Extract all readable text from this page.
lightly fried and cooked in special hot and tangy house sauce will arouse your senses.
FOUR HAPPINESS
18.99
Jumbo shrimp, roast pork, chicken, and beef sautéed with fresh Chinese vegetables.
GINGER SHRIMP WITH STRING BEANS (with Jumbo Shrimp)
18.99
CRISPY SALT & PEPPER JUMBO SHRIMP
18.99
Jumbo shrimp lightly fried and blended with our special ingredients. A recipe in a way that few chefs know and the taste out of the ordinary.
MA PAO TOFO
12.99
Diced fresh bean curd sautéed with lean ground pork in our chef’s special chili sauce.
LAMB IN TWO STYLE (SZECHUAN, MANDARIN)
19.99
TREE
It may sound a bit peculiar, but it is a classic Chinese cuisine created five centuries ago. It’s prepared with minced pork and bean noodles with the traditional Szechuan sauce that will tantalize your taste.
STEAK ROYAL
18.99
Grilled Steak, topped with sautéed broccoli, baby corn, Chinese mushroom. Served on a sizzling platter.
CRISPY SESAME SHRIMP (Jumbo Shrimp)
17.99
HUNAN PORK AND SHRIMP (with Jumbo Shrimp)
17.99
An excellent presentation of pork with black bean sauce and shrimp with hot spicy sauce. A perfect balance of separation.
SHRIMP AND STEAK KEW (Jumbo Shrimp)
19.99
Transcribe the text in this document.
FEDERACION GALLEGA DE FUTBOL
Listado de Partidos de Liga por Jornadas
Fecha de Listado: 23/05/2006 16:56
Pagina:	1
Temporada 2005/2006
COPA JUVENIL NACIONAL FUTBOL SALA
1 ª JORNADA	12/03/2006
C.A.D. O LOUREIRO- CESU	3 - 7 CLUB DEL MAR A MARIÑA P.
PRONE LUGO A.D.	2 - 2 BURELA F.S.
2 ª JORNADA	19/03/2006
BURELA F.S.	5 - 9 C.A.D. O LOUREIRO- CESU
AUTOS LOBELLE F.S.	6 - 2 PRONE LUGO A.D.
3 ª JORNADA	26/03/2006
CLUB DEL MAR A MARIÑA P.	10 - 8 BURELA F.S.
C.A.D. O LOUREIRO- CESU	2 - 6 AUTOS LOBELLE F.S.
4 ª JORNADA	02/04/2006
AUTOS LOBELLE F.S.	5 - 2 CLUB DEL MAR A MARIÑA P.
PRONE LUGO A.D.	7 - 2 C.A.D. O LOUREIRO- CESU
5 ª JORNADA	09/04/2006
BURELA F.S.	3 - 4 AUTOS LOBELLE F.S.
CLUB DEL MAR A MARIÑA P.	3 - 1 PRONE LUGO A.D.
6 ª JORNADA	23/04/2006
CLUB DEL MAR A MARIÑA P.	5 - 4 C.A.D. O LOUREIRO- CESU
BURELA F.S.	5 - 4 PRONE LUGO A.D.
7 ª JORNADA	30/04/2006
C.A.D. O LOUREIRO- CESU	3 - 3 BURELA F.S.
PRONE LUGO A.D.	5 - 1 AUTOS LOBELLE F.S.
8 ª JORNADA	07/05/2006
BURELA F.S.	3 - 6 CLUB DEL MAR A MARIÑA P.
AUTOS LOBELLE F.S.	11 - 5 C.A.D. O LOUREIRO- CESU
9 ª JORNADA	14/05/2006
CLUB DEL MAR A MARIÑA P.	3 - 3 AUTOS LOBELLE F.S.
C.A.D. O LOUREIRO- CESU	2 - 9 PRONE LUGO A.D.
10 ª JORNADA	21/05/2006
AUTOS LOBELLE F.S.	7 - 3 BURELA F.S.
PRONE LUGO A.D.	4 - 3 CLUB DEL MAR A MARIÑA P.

- - -

REQUEST: Retype the listing. Match it exactly.

ANSWER:
Extract all readable text from this page.
lightly fried and cooked in special hot and tangy house sauce will arouse your senses.
FOUR HAPPINESS
18.99
Jumbo shrimp, roast pork, chicken, and beef sautéed with fresh Chinese vegetables.
GINGER SHRIMP WITH STRING BEANS (with Jumbo Shrimp)
18.99
CRISPY SALT & PEPPER JUMBO SHRIMP
18.99
Jumbo shrimp lightly fried and blended with our special ingredients. A recipe in a way that few chefs know and the taste out of the ordinary.
MA PAO TOFO
12.99
Diced fresh bean curd sautéed with lean ground pork in our chef’s special chili sauce.
LAMB IN TWO STYLE (SZECHUAN, MANDARIN)
19.99
TREE
It may sound a bit peculiar, but it is a classic Chinese cuisine created five centuries ago. It’s prepared with minced pork and bean noodles with the traditional Szechuan sauce that will tantalize your taste.
STEAK ROYAL
18.99
Grilled Steak, topped with sautéed broccoli, baby corn, Chinese mushroom. Served on a sizzling platter.
CRISPY SESAME SHRIMP (Jumbo Shrimp)
17.99
HUNAN PORK AND SHRIMP (with Jumbo Shrimp)
17.99
An excellent presentation of pork with black bean sauce and shrimp with hot spicy sauce. A perfect balance of separation.
SHRIMP AND STEAK KEW (Jumbo Shrimp)
19.99
Transcribe the text in this document.
FEDERACION GALLEGA DE FUTBOL
Listado de Partidos de Liga por Jornadas
Fecha de Listado: 23/05/2006 16:56
Pagina:	1
Temporada 2005/2006
COPA JUVENIL NACIONAL FUTBOL SALA
1 ª JORNADA	12/03/2006
C.A.D. O LOUREIRO- CESU	3 - 7 CLUB DEL MAR A MARIÑA P.
PRONE LUGO A.D.	2 - 2 BURELA F.S.
2 ª JORNADA	19/03/2006
BURELA F.S.	5 - 9 C.A.D. O LOUREIRO- CESU
AUTOS LOBELLE F.S.	6 - 2 PRONE LUGO A.D.
3 ª JORNADA	26/03/2006
CLUB DEL MAR A MARIÑA P.	10 - 8 BURELA F.S.
C.A.D. O LOUREIRO- CESU	2 - 6 AUTOS LOBELLE F.S.
4 ª JORNADA	02/04/2006
AUTOS LOBELLE F.S.	5 - 2 CLUB DEL MAR A MARIÑA P.
PRONE LUGO A.D.	7 - 2 C.A.D. O LOUREIRO- CESU
5 ª JORNADA	09/04/2006
BURELA F.S.	3 - 4 AUTOS LOBELLE F.S.
CLUB DEL MAR A MARIÑA P.	3 - 1 PRONE LUGO A.D.
6 ª JORNADA	23/04/2006
CLUB DEL MAR A MARIÑA P.	5 - 4 C.A.D. O LOUREIRO- CESU
BURELA F.S.	5 - 4 PRONE LUGO A.D.
7 ª JORNADA	30/04/2006
C.A.D. O LOUREIRO- CESU	3 - 3 BURELA F.S.
PRONE LUGO A.D.	5 - 1 AUTOS LOBELLE F.S.
8 ª JORNADA	07/05/2006
BURELA F.S.	3 - 6 CLUB DEL MAR A MARIÑA P.
AUTOS LOBELLE F.S.	11 - 5 C.A.D. O LOUREIRO- CESU
9 ª JORNADA	14/05/2006
CLUB DEL MAR A MARIÑA P.	3 - 3 AUTOS LOBELLE F.S.
C.A.D. O LOUREIRO- CESU	2 - 9 PRONE LUGO A.D.
10 ª JORNADA	21/05/2006
AUTOS LOBELLE F.S.	7 - 3 BURELA F.S.
PRONE LUGO A.D.	4 - 3 CLUB DEL MAR A MARIÑA P.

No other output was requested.